— Work task —
Can you print, word for word, the part of the Albatross mailing-list post below that runs from "def update_cust(self,c)" up to and including "pretty ugly."?

[albatross-users] Albatross Form Question

alan.junk at sunwave.com alan.junk at sunwave.com
Sat Apr 3 07:16:34 EST 2004


Mike & Andrew,

Thank you both for your excellent replies.  They have given me a lot to
think about.

Andrew, a (hopefully) quick question about your reply:

> One advantage to splitting things up this way is that you can change the
> business logic without effecting the presentation, or vica versa. And
> because the business logic is separate, you could write unit-tests for
> it without the added complexity of interacting with the user interface.
> You can also use the same Model (business logic) with alternate interfaces
> (web, gui, command line, etc).

OK, this sounds good and on target for what I want to do.

> What I'm trying to say is that you might find Albatross easier to get
> along with if you introduce another layer of abstraction between your
> business logic and the presentation.

I'm willing to go here. Not a problem.  Probably better this way for
sanity checking routines.

> You might have something like:
>
>     class CustomerController:
> ...

OK, here is where I got lost.  Here is the simple CustomerController I
came up with:

   class CustomerController:

        def __init__(self,c):

	        self.firstname = c.firstName()
	        self.lastname  = c.lastName()

        def update_cust(self,c)

                c.firstName(self.firstname)
                c.lastName(self.lastname)

Now, I know this is beginning to be more of a python question than an
albatross one, but the class above is starting to have that bulky feel
again.

There are probably 100 customer methods in the customer object dealing
with setting, getting, and sanity checking.  If I entered them all in the
CustomerController just like the methods above, it would start to get
pretty ugly.

There is also some mention of creating __setitem__ and __getitem__ methods
for my customer object, to allow a more "loop" like approach to setting
and getting.  Although I can see how these would work nicely if my
customer data was stored in a dictionary, I don't see how to use them when
my customer data is accessed via methods.

I'm afraid what I may have done is built a customer object that isn't as
python friendly as it could be.  I really liked the idea of having a
'firstName' method that could retrieve, store, and run sanity checks but
perhaps I need to work with the customer class in some other way?

Or perhaps I just need to come to terms with having a bulky
CustomerController?

I could use the pSQL module to turn my SQL tables into python objects that
could play well with albatross just like the CustomerController.  My
python code would shrink considerably but then I lose any business logic I
might have been able to put into a customer method.

— Supplied entries —
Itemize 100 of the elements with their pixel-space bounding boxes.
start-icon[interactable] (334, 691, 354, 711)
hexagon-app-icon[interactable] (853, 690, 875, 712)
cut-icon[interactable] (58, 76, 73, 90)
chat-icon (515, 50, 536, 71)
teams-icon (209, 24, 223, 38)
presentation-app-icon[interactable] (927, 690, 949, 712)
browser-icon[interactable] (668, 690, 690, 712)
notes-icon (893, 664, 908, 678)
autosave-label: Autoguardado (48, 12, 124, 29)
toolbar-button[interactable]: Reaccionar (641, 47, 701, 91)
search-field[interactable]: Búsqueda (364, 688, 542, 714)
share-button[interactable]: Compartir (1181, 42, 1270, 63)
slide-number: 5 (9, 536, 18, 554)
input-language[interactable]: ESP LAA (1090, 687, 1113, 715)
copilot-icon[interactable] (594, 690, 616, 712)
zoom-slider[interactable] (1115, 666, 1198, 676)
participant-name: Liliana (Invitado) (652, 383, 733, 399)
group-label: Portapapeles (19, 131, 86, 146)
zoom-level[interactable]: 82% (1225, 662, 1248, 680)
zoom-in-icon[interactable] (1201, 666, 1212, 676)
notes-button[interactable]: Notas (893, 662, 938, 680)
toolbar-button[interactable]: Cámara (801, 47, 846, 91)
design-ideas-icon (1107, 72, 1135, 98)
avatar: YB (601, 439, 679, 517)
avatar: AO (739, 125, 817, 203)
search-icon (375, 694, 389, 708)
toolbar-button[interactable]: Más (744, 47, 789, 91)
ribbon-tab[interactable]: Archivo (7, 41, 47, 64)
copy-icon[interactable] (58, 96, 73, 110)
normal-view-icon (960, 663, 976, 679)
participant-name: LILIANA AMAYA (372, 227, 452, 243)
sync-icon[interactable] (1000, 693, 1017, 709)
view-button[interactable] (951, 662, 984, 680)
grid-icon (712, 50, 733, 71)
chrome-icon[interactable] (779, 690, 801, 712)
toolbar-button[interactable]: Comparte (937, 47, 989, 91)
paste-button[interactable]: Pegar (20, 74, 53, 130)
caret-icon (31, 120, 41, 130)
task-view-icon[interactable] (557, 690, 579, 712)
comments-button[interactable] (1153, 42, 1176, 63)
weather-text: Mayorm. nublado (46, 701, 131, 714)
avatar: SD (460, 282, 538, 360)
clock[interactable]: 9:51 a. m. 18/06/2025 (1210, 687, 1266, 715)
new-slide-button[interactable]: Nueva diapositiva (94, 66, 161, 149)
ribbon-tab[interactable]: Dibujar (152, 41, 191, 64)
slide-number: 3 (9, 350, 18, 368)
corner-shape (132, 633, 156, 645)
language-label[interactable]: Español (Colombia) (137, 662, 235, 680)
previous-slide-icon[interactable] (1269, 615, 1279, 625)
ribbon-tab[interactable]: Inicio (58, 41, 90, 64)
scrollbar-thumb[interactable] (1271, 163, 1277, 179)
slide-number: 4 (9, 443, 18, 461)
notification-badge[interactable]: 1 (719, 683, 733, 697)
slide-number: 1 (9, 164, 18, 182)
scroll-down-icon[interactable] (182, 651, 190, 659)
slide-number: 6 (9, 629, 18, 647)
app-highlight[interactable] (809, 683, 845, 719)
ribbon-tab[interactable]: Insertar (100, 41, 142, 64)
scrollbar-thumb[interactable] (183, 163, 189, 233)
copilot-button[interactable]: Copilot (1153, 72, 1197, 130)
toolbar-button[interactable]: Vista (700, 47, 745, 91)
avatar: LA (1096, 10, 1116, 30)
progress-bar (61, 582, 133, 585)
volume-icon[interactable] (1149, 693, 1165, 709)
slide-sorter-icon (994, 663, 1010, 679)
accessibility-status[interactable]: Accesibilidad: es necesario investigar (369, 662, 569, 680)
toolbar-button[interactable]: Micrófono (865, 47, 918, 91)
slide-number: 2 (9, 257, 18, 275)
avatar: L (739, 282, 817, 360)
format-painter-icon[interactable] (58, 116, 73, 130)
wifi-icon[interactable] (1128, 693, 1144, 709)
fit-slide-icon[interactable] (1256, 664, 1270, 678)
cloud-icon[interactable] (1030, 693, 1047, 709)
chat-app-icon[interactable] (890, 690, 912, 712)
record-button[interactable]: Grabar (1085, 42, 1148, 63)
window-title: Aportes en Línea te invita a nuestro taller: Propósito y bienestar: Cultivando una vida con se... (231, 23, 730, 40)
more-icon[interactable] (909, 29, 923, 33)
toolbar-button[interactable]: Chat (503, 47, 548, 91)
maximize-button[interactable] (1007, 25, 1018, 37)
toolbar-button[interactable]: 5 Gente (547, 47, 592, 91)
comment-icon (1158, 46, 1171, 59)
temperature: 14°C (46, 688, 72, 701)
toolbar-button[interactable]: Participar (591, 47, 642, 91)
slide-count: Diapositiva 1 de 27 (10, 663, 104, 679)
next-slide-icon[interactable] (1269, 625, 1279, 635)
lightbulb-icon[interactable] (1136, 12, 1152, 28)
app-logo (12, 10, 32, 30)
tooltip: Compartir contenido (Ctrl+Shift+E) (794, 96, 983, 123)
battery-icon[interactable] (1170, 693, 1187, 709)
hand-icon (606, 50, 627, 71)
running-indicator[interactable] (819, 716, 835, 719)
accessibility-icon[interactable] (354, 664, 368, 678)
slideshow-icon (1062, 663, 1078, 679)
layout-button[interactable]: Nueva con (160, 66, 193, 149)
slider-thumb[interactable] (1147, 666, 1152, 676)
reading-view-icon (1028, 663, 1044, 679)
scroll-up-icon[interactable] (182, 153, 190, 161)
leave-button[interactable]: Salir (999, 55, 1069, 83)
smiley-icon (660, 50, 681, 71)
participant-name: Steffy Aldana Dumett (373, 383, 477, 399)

— Reply —
def update_cust(self,c)

                c.firstName(self.firstname)
                c.lastName(self.lastname)

Now, I know this is beginning to be more of a python question than an
albatross one, but the class above is starting to have that bulky feel
again.

There are probably 100 customer methods in the customer object dealing
with setting, getting, and sanity checking.  If I entered them all in the
CustomerController just like the methods above, it would start to get
pretty ugly.